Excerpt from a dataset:
_ _ _ _ _

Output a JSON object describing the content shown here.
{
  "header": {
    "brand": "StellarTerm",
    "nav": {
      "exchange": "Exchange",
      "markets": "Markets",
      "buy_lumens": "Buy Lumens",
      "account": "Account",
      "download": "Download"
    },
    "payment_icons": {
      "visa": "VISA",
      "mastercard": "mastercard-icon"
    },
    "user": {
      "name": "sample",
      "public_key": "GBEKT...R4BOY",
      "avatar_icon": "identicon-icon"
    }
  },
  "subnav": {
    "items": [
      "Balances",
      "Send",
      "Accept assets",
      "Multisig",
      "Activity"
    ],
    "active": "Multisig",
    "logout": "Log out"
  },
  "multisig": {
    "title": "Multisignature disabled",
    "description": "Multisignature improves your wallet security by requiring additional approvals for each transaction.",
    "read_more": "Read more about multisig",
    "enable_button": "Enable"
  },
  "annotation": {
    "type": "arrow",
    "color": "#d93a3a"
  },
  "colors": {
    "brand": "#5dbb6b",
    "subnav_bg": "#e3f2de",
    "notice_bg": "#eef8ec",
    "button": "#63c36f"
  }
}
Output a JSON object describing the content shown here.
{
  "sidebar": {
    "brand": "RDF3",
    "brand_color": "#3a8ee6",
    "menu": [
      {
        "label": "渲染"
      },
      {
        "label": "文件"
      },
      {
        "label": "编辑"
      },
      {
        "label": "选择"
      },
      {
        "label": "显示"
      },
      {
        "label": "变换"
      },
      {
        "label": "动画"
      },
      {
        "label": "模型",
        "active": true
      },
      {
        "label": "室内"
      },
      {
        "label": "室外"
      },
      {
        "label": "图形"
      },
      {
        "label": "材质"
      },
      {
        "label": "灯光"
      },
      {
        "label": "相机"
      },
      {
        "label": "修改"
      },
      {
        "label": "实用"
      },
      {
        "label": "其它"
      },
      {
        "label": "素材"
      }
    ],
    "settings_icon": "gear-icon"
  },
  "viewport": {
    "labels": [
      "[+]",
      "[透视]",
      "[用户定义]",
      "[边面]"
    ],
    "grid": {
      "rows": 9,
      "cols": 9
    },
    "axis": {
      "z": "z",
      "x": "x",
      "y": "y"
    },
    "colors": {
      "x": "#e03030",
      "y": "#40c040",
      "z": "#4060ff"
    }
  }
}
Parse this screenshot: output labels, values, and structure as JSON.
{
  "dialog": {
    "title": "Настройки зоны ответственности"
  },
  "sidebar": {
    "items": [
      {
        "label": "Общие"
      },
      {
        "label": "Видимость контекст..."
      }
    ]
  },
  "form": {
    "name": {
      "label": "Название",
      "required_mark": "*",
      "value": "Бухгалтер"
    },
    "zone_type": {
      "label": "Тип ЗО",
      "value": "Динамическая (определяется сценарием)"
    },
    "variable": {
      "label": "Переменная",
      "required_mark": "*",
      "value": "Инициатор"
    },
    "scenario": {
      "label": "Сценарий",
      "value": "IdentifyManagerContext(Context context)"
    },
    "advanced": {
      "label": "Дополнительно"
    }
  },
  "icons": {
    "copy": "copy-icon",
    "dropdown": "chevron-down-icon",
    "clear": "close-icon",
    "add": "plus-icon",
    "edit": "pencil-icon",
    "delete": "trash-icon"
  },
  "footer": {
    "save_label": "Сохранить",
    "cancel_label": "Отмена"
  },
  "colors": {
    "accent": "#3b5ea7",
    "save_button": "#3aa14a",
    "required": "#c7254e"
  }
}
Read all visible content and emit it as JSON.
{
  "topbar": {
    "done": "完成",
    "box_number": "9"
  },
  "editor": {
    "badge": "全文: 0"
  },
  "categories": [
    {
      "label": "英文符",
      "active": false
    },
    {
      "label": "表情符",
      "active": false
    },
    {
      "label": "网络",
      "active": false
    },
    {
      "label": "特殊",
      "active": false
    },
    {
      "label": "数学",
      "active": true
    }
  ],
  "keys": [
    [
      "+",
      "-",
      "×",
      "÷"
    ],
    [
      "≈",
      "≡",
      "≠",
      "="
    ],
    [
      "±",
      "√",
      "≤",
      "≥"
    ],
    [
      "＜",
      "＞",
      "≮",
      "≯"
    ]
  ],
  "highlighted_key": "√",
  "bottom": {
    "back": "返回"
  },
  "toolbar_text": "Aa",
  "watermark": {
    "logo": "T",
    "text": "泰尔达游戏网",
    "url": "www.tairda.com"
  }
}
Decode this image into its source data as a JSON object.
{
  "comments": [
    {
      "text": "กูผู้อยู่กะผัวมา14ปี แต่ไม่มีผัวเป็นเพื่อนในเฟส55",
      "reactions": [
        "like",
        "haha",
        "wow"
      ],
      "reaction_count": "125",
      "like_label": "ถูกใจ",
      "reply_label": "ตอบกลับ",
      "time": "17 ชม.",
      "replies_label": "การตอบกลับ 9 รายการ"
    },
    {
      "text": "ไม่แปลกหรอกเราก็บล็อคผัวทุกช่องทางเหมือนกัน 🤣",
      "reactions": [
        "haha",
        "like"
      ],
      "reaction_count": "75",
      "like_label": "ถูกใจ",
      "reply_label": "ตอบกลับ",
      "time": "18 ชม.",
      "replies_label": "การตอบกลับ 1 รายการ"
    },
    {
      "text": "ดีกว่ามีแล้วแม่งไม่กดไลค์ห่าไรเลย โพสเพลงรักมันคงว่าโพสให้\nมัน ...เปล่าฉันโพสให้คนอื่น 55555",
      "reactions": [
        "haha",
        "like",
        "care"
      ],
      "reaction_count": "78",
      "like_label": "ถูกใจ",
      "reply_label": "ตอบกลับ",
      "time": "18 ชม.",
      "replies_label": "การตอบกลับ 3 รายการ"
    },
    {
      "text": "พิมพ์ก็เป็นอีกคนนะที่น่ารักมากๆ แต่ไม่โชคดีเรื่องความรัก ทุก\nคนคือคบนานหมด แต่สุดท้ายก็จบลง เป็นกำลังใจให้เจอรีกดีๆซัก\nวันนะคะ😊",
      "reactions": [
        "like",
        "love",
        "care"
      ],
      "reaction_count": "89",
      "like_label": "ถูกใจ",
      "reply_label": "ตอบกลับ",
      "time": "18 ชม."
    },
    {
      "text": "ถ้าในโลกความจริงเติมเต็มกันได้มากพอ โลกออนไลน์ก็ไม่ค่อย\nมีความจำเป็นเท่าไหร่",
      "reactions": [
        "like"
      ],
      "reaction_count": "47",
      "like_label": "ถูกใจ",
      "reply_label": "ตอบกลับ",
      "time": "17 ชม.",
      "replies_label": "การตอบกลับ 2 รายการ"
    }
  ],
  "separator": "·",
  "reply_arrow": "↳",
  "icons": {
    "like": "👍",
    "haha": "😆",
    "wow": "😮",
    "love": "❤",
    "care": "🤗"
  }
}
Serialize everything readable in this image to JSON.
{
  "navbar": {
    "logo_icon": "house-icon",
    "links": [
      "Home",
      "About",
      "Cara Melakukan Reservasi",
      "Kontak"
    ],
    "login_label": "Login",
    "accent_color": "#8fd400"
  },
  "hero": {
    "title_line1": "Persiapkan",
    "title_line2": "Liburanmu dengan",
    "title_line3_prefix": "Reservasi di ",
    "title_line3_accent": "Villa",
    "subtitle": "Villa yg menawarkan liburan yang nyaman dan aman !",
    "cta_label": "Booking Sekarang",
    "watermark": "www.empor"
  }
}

_ _ _ _ _

The exercise ▸ Report how many lines in the records above contain the word "JSON", giving only the number.

Output for this task ▸ 6